Instructions to follow:
Copy each line in which the string "ylabel" occurs.
++++ Given entries ++++
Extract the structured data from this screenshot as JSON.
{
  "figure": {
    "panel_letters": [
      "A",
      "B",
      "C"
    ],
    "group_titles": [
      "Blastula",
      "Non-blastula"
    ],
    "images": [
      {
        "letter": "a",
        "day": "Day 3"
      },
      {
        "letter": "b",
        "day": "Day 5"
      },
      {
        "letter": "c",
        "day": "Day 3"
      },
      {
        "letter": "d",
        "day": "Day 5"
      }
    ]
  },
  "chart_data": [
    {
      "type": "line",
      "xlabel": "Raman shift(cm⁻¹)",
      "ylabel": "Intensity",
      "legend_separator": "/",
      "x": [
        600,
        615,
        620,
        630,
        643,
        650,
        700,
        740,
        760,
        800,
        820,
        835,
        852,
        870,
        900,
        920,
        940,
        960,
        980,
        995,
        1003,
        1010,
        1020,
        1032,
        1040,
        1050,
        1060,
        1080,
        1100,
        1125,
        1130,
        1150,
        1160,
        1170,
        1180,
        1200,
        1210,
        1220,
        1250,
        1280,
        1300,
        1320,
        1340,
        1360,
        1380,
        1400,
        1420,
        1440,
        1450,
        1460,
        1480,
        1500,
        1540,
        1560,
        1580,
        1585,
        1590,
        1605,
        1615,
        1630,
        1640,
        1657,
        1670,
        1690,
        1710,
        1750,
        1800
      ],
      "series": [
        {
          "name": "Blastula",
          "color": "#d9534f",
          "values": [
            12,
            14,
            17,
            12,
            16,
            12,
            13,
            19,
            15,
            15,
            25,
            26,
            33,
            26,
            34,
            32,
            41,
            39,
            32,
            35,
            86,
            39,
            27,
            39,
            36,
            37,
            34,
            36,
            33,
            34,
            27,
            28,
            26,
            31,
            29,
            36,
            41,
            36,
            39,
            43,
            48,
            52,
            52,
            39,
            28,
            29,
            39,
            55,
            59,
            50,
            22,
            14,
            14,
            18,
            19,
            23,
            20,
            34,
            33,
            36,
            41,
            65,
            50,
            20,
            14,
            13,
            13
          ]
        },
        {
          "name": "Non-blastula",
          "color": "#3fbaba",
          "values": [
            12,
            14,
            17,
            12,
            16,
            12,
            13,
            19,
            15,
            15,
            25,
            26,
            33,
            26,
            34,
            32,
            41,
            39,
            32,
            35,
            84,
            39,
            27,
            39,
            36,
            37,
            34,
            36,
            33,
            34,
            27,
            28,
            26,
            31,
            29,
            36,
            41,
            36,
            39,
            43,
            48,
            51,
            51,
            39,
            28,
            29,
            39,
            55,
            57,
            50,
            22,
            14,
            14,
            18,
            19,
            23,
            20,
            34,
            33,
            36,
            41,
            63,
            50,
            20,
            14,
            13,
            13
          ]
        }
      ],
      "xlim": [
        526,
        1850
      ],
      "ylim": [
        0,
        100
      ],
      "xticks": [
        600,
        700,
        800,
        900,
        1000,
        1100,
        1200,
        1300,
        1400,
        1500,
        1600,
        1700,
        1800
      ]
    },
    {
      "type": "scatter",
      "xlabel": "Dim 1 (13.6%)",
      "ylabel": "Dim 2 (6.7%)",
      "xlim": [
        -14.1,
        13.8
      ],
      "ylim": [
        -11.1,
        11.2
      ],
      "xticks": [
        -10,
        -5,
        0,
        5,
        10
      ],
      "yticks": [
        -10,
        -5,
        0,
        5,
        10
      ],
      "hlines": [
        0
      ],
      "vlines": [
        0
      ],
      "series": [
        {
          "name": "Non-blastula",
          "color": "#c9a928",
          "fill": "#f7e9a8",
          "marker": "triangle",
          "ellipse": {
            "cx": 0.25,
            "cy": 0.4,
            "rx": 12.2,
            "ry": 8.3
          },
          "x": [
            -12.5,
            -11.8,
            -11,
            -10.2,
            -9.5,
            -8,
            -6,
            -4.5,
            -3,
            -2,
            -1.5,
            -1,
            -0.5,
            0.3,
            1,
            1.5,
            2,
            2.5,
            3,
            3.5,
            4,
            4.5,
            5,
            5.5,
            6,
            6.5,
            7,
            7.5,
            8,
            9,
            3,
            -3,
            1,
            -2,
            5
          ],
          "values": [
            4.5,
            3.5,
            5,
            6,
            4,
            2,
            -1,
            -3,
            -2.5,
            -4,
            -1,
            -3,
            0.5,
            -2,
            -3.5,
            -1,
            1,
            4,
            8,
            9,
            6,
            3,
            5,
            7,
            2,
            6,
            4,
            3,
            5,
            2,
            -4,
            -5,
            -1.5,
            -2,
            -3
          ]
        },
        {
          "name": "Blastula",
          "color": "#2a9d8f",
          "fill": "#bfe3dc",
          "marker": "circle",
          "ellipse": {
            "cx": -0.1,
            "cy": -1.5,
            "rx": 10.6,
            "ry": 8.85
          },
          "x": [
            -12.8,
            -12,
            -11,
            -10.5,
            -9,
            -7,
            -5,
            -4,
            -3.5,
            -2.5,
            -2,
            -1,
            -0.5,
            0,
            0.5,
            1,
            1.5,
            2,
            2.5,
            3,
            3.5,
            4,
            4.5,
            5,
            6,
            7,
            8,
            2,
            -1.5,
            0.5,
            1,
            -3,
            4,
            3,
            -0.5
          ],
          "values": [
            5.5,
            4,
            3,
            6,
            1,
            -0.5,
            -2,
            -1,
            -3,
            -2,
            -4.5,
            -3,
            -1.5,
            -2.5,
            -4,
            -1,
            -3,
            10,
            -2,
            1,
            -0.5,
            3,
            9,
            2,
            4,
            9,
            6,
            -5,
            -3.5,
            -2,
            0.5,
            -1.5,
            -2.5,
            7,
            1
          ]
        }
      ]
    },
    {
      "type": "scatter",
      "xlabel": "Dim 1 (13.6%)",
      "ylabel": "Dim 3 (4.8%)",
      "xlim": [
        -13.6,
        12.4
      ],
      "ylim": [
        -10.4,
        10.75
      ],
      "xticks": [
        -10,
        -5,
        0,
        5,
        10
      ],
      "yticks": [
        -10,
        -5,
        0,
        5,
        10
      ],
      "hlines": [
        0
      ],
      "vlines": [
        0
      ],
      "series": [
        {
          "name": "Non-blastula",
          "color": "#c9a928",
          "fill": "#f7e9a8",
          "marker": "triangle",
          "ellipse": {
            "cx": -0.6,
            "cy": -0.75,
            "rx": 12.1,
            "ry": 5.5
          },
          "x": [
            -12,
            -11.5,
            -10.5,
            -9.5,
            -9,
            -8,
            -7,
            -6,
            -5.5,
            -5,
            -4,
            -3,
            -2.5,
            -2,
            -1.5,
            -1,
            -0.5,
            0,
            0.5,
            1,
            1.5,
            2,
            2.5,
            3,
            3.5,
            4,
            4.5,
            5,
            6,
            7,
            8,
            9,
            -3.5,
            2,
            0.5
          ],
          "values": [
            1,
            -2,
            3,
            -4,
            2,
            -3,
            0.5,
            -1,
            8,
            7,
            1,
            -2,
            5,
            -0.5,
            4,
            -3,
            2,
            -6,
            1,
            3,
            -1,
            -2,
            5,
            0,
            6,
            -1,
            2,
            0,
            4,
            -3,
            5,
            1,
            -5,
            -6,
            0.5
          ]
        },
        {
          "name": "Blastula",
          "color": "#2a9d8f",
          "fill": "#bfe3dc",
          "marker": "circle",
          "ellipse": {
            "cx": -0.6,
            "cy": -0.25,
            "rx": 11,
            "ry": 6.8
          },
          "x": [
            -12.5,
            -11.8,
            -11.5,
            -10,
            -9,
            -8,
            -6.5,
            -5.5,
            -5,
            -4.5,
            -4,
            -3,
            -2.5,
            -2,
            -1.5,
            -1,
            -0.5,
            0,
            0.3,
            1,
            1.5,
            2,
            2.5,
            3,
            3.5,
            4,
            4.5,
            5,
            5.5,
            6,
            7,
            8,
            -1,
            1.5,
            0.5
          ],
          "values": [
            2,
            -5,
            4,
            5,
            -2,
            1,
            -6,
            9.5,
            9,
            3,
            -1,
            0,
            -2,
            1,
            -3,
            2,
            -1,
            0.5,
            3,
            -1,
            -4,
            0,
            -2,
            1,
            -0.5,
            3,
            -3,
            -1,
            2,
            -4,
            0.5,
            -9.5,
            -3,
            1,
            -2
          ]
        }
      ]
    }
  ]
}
++++
Exercise answer:
      "ylabel": "Intensity",
      "ylabel": "Dim 2 (6.7%)",
      "ylabel": "Dim 3 (4.8%)",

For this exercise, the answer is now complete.